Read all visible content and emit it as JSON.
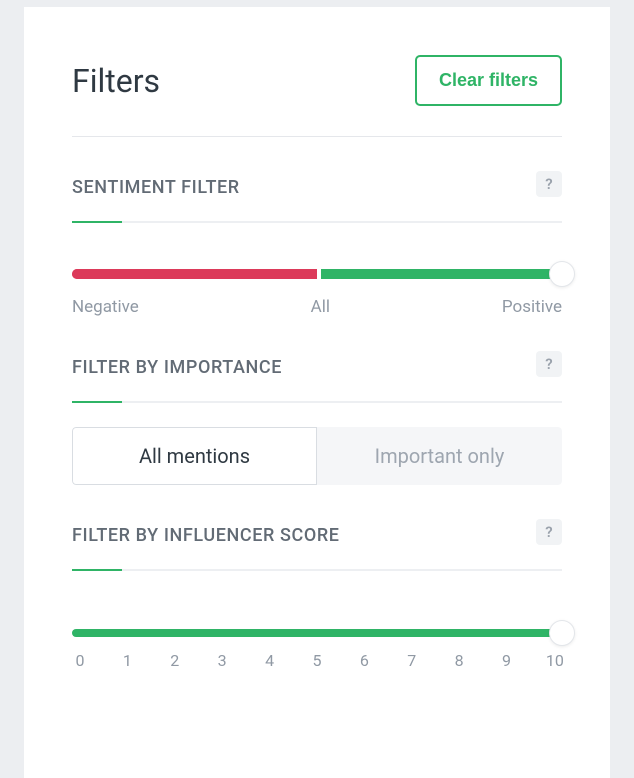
{
  "header": {
    "title": "Filters",
    "clear_button_label": "Clear filters"
  },
  "help_icon_text": "?",
  "sentiment": {
    "title": "SENTIMENT FILTER",
    "labels": {
      "negative": "Negative",
      "all": "All",
      "positive": "Positive"
    },
    "handle_position_pct": 100
  },
  "importance": {
    "title": "FILTER BY IMPORTANCE",
    "options": {
      "all": "All mentions",
      "important": "Important only"
    },
    "selected": "all"
  },
  "influencer": {
    "title": "FILTER BY INFLUENCER SCORE",
    "ticks": [
      "0",
      "1",
      "2",
      "3",
      "4",
      "5",
      "6",
      "7",
      "8",
      "9",
      "10"
    ],
    "handle_position_pct": 100
  },
  "colors": {
    "accent_green": "#2fb466",
    "negative_red": "#dc3a5a",
    "muted_text": "#9099a4",
    "title_text": "#2f3942"
  }
}
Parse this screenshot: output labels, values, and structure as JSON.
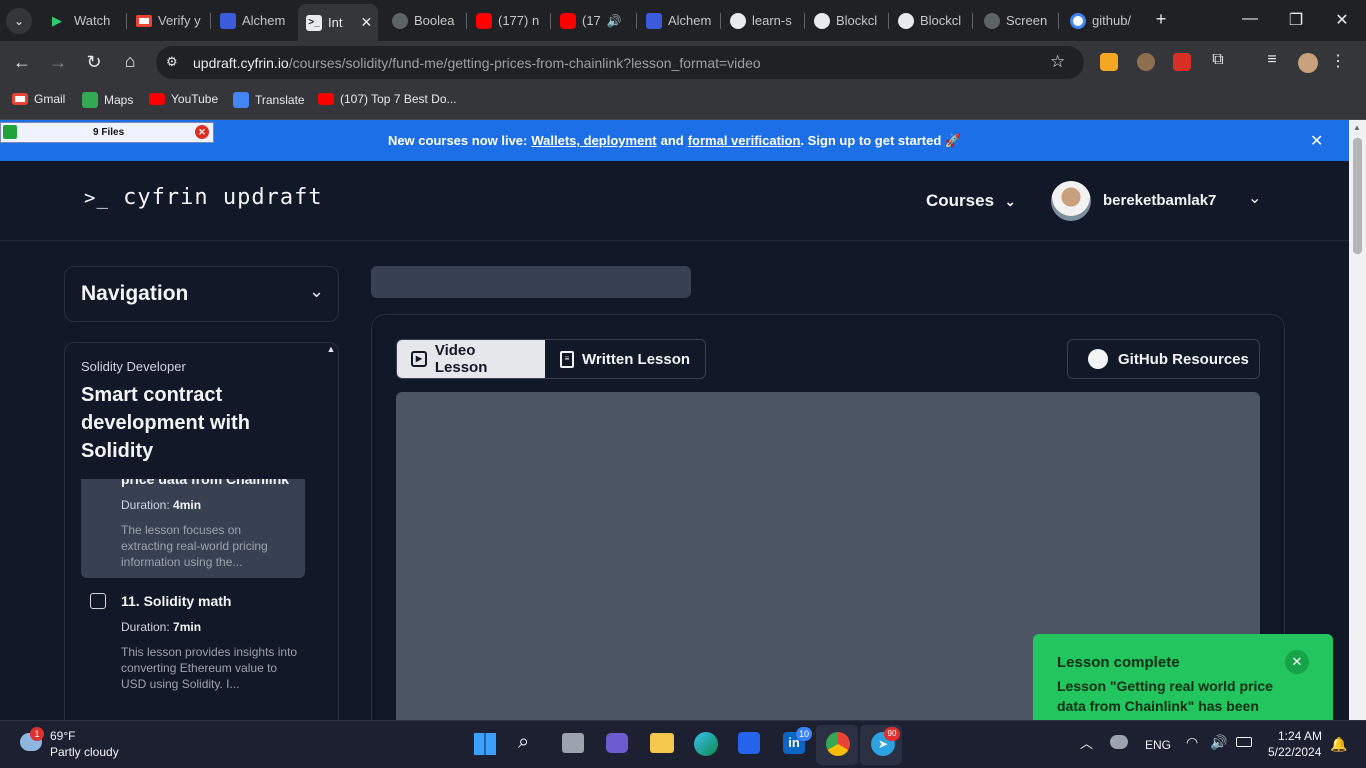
{
  "browser": {
    "tabs": [
      {
        "label": "Watch",
        "color": "#2ecc71"
      },
      {
        "label": "Verify y",
        "color": "#ea4335"
      },
      {
        "label": "Alchem",
        "color": "#3b5bdb"
      },
      {
        "label": "Int",
        "color": "#e8eaed",
        "active": true
      },
      {
        "label": "Boolea",
        "color": "#9aa0a6"
      },
      {
        "label": "(177) n",
        "color": "#ff0000"
      },
      {
        "label": "(17",
        "color": "#ff0000"
      },
      {
        "label": "Alchem",
        "color": "#3b5bdb"
      },
      {
        "label": "learn-s",
        "color": "#e8eaed"
      },
      {
        "label": "Blockcl",
        "color": "#e8eaed"
      },
      {
        "label": "Blockcl",
        "color": "#e8eaed"
      },
      {
        "label": "Screen",
        "color": "#9aa0a6"
      },
      {
        "label": "github/",
        "color": "#4285f4"
      }
    ],
    "url_host": "updraft.cyfrin.io",
    "url_path": "/courses/solidity/fund-me/getting-prices-from-chainlink?lesson_format=video",
    "bookmarks": [
      {
        "label": "Gmail",
        "color": "#ea4335"
      },
      {
        "label": "Maps",
        "color": "#34a853"
      },
      {
        "label": "YouTube",
        "color": "#ff0000"
      },
      {
        "label": "Translate",
        "color": "#4285f4"
      },
      {
        "label": "(107) Top 7 Best Do...",
        "color": "#ff0000"
      }
    ]
  },
  "filebar": {
    "label": "9 Files"
  },
  "banner": {
    "prefix": "New courses now live:",
    "link1": "Wallets, deployment",
    "middle": "and",
    "link2": "formal verification",
    "suffix": ". Sign up to get started 🚀"
  },
  "header": {
    "logo_prompt": ">_",
    "logo_text": "cyfrin updraft",
    "courses_label": "Courses",
    "username": "bereketbamlak7"
  },
  "navigation": {
    "title": "Navigation"
  },
  "course": {
    "category": "Solidity Developer",
    "title": "Smart contract development with Solidity",
    "lessons": [
      {
        "title_partial": "price data from Chainlink",
        "duration_label": "Duration:",
        "duration": "4min",
        "summary": "The lesson focuses on extracting real-world pricing information using the..."
      },
      {
        "title": "11. Solidity math",
        "duration_label": "Duration:",
        "duration": "7min",
        "summary": "This lesson provides insights into converting Ethereum value to USD using Solidity. I..."
      }
    ]
  },
  "lesson_view": {
    "video_tab": "Video Lesson",
    "written_tab": "Written Lesson",
    "github_button": "GitHub Resources"
  },
  "toast": {
    "title": "Lesson complete",
    "body": "Lesson \"Getting real world price data from Chainlink\" has been marked as complete"
  },
  "taskbar": {
    "temperature": "69°F",
    "weather": "Partly cloudy",
    "weather_badge": "1",
    "language": "ENG",
    "time": "1:24 AM",
    "date": "5/22/2024",
    "linkedin_badge": "10",
    "telegram_badge": "90"
  },
  "colors": {
    "banner": "#1d6fe8",
    "toast": "#22c55e",
    "page_bg": "#111827"
  }
}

■ WRITTEN EXERCISE ■
Write only the number of lines that include "data".

■ EXERCISE SOLUTION ■
2